Problem to work on: Repeat the records exactly. Every line must match.

Items:
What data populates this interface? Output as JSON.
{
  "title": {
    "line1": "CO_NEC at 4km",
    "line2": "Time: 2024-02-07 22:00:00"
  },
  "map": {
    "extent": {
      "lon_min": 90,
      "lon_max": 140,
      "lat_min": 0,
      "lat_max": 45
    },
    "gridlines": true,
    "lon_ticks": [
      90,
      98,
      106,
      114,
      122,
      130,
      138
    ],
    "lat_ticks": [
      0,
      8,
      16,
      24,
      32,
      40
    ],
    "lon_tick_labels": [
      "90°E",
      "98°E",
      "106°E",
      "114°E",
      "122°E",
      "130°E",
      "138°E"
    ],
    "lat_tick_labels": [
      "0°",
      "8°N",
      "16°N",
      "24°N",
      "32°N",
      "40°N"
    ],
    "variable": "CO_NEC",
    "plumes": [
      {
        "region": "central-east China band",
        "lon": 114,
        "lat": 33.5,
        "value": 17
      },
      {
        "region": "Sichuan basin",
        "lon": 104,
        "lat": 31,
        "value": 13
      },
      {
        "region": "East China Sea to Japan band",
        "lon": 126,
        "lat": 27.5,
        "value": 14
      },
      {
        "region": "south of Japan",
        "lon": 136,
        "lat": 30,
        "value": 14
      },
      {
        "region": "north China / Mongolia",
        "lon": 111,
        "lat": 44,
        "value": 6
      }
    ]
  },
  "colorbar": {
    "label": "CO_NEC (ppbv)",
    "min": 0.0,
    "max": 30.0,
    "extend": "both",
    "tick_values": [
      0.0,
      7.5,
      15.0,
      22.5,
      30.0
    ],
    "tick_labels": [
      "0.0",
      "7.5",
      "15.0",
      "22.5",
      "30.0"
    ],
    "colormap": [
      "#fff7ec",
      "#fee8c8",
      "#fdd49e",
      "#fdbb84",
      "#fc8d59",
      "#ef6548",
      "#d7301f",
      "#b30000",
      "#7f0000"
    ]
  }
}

In response:
What data populates this interface? Output as JSON.
{
  "title": {
    "line1": "CO_NEC at 4km",
    "line2": "Time: 2024-02-07 22:00:00"
  },
  "map": {
    "extent": {
      "lon_min": 90,
      "lon_max": 140,
      "lat_min": 0,
      "lat_max": 45
    },
    "gridlines": true,
    "lon_ticks": [
      90,
      98,
      106,
      114,
      122,
      130,
      138
    ],
    "lat_ticks": [
      0,
      8,
      16,
      24,
      32,
      40
    ],
    "lon_tick_labels": [
      "90°E",
      "98°E",
      "106°E",
      "114°E",
      "122°E",
      "130°E",
      "138°E"
    ],
    "lat_tick_labels": [
      "0°",
      "8°N",
      "16°N",
      "24°N",
      "32°N",
      "40°N"
    ],
    "variable": "CO_NEC",
    "plumes": [
      {
        "region": "central-east China band",
        "lon": 114,
        "lat": 33.5,
        "value": 17
      },
      {
        "region": "Sichuan basin",
        "lon": 104,
        "lat": 31,
        "value": 13
      },
      {
        "region": "East China Sea to Japan band",
        "lon": 126,
        "lat": 27.5,
        "value": 14
      },
      {
        "region": "south of Japan",
        "lon": 136,
        "lat": 30,
        "value": 14
      },
      {
        "region": "north China / Mongolia",
        "lon": 111,
        "lat": 44,
        "value": 6
      }
    ]
  },
  "colorbar": {
    "label": "CO_NEC (ppbv)",
    "min": 0.0,
    "max": 30.0,
    "extend": "both",
    "tick_values": [
      0.0,
      7.5,
      15.0,
      22.5,
      30.0
    ],
    "tick_labels": [
      "0.0",
      "7.5",
      "15.0",
      "22.5",
      "30.0"
    ],
    "colormap": [
      "#fff7ec",
      "#fee8c8",
      "#fdd49e",
      "#fdbb84",
      "#fc8d59",
      "#ef6548",
      "#d7301f",
      "#b30000",
      "#7f0000"
    ]
  }
}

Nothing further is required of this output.